TASK INSTRUCTIONS: Report the number of lines where the string "Avenue" occurs, and write nothing else.

DATA SUPPLIED:

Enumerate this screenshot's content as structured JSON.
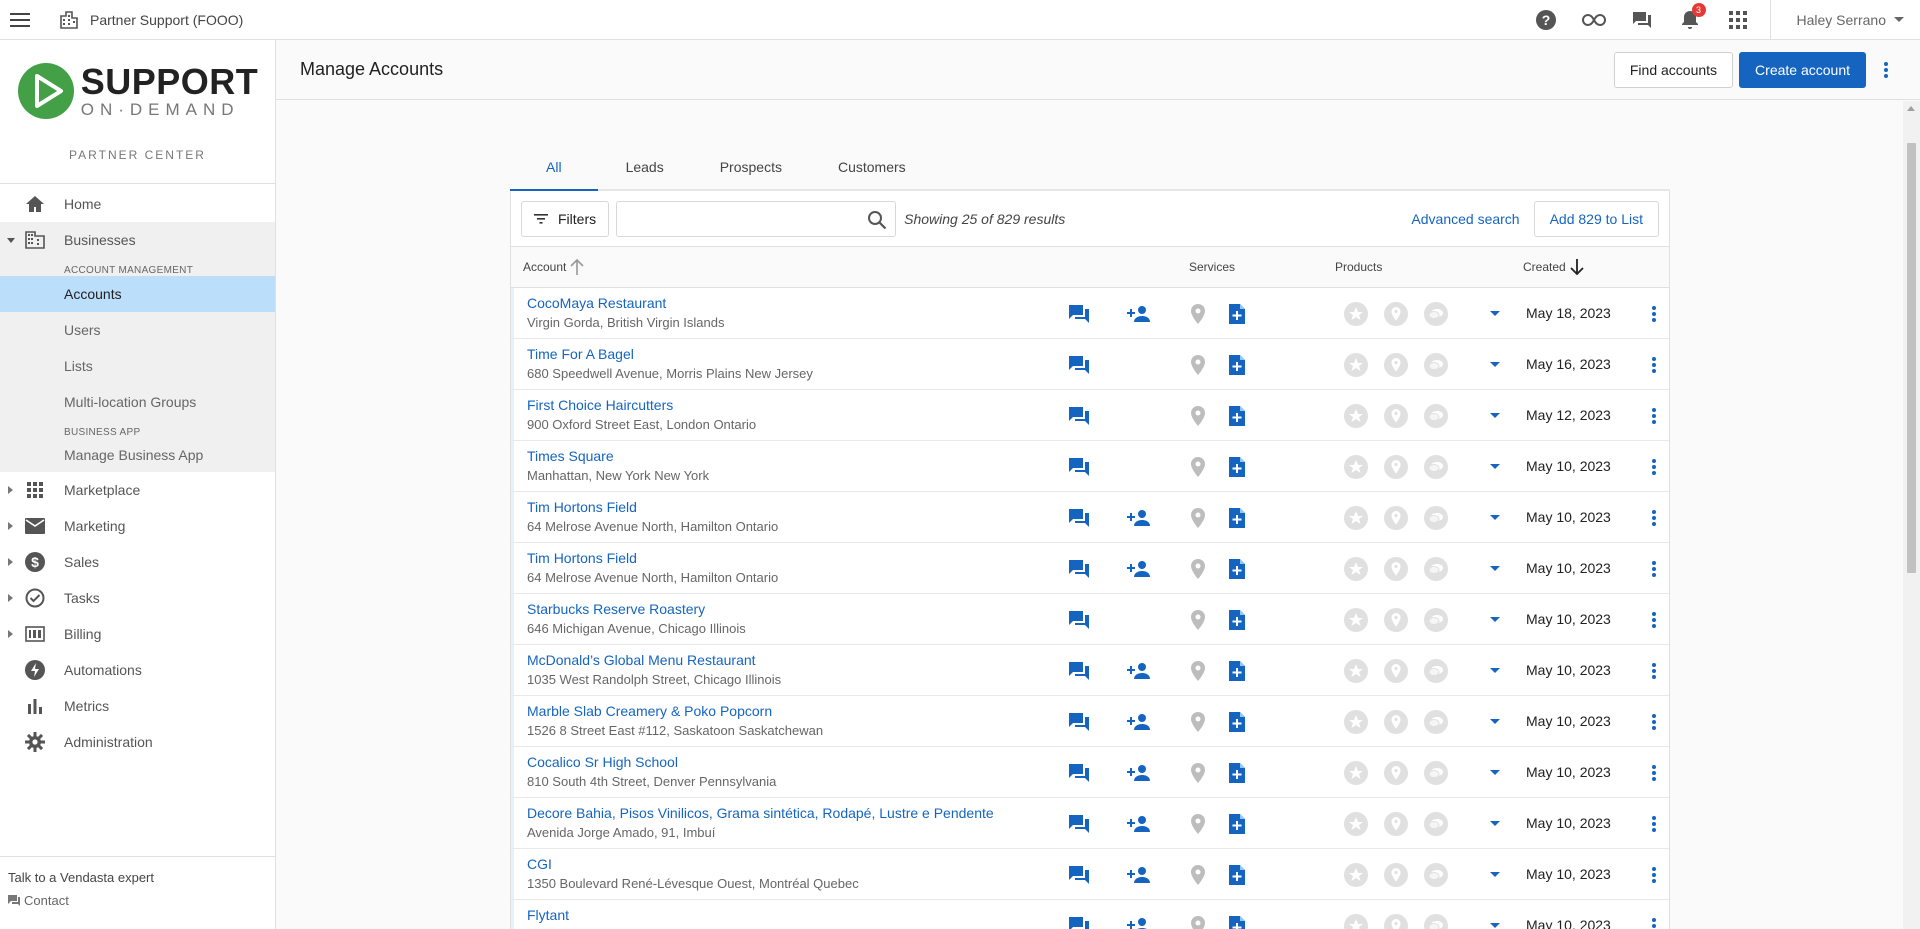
{
  "topbar": {
    "org_name": "Partner Support (FOOO)",
    "notification_count": "3",
    "user_name": "Haley Serrano"
  },
  "brand": {
    "logo_word1": "SUPPORT",
    "logo_word2": "ON·DEMAND",
    "subtitle": "PARTNER CENTER",
    "logo_color": "#43a047"
  },
  "sidebar": {
    "home": "Home",
    "businesses": "Businesses",
    "account_management_heading": "ACCOUNT MANAGEMENT",
    "accounts": "Accounts",
    "users": "Users",
    "lists": "Lists",
    "multi_location": "Multi-location Groups",
    "business_app_heading": "BUSINESS APP",
    "manage_business_app": "Manage Business App",
    "marketplace": "Marketplace",
    "marketing": "Marketing",
    "sales": "Sales",
    "tasks": "Tasks",
    "billing": "Billing",
    "automations": "Automations",
    "metrics": "Metrics",
    "administration": "Administration",
    "footer_talk": "Talk to a Vendasta expert",
    "footer_contact": "Contact"
  },
  "header": {
    "title": "Manage Accounts",
    "find_accounts": "Find accounts",
    "create_account": "Create account"
  },
  "tabs": [
    "All",
    "Leads",
    "Prospects",
    "Customers"
  ],
  "toolbar": {
    "filters": "Filters",
    "search_placeholder": "",
    "results_text": "Showing 25 of 829 results",
    "advanced_search": "Advanced search",
    "add_to_list": "Add 829 to List"
  },
  "table": {
    "col_account": "Account",
    "col_services": "Services",
    "col_products": "Products",
    "col_created": "Created",
    "rows": [
      {
        "name": "CocoMaya Restaurant",
        "address": "Virgin Gorda, British Virgin Islands",
        "date": "May 18, 2023",
        "has_user": true
      },
      {
        "name": "Time For A Bagel",
        "address": "680 Speedwell Avenue, Morris Plains New Jersey",
        "date": "May 16, 2023",
        "has_user": false
      },
      {
        "name": "First Choice Haircutters",
        "address": "900 Oxford Street East, London Ontario",
        "date": "May 12, 2023",
        "has_user": false
      },
      {
        "name": "Times Square",
        "address": "Manhattan, New York New York",
        "date": "May 10, 2023",
        "has_user": false
      },
      {
        "name": "Tim Hortons Field",
        "address": "64 Melrose Avenue North, Hamilton Ontario",
        "date": "May 10, 2023",
        "has_user": true
      },
      {
        "name": "Tim Hortons Field",
        "address": "64 Melrose Avenue North, Hamilton Ontario",
        "date": "May 10, 2023",
        "has_user": true
      },
      {
        "name": "Starbucks Reserve Roastery",
        "address": "646 Michigan Avenue, Chicago Illinois",
        "date": "May 10, 2023",
        "has_user": false
      },
      {
        "name": "McDonald’s Global Menu Restaurant",
        "address": "1035 West Randolph Street, Chicago Illinois",
        "date": "May 10, 2023",
        "has_user": true
      },
      {
        "name": "Marble Slab Creamery & Poko Popcorn",
        "address": "1526 8 Street East #112, Saskatoon Saskatchewan",
        "date": "May 10, 2023",
        "has_user": true
      },
      {
        "name": "Cocalico Sr High School",
        "address": "810 South 4th Street, Denver Pennsylvania",
        "date": "May 10, 2023",
        "has_user": true
      },
      {
        "name": "Decore Bahia, Pisos Vinilicos, Grama sintética, Rodapé, Lustre e Pendente",
        "address": "Avenida Jorge Amado, 91, Imbuí",
        "date": "May 10, 2023",
        "has_user": true
      },
      {
        "name": "CGI",
        "address": "1350 Boulevard René-Lévesque Ouest, Montréal Quebec",
        "date": "May 10, 2023",
        "has_user": true
      },
      {
        "name": "Flytant",
        "address": "",
        "date": "May 10, 2023",
        "has_user": true
      }
    ]
  },
  "colors": {
    "primary": "#1565c0",
    "active_nav": "#bbdefb",
    "icon_gray": "#bdbdbd"
  }
}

FULL RESPONSE: 4